The task —
Every line of the data that contains the string "study" must be copied.

The data —
○ ○ ○ ○ ○ ○ ○

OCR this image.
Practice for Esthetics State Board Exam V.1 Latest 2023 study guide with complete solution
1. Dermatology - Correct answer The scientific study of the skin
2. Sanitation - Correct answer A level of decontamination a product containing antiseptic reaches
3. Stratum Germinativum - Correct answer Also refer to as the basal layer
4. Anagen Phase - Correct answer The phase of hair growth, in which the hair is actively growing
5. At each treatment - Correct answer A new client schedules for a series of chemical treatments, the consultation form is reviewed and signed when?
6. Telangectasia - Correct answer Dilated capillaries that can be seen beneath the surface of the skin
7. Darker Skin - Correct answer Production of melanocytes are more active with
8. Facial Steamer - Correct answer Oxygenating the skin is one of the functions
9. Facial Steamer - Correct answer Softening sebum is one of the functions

○ ○ ○ ○ ○ ○ ○

Result of the task —
Practice for Esthetics State Board Exam V.1 Latest 2023 study guide with complete solution
1. Dermatology - Correct answer The scientific study of the skin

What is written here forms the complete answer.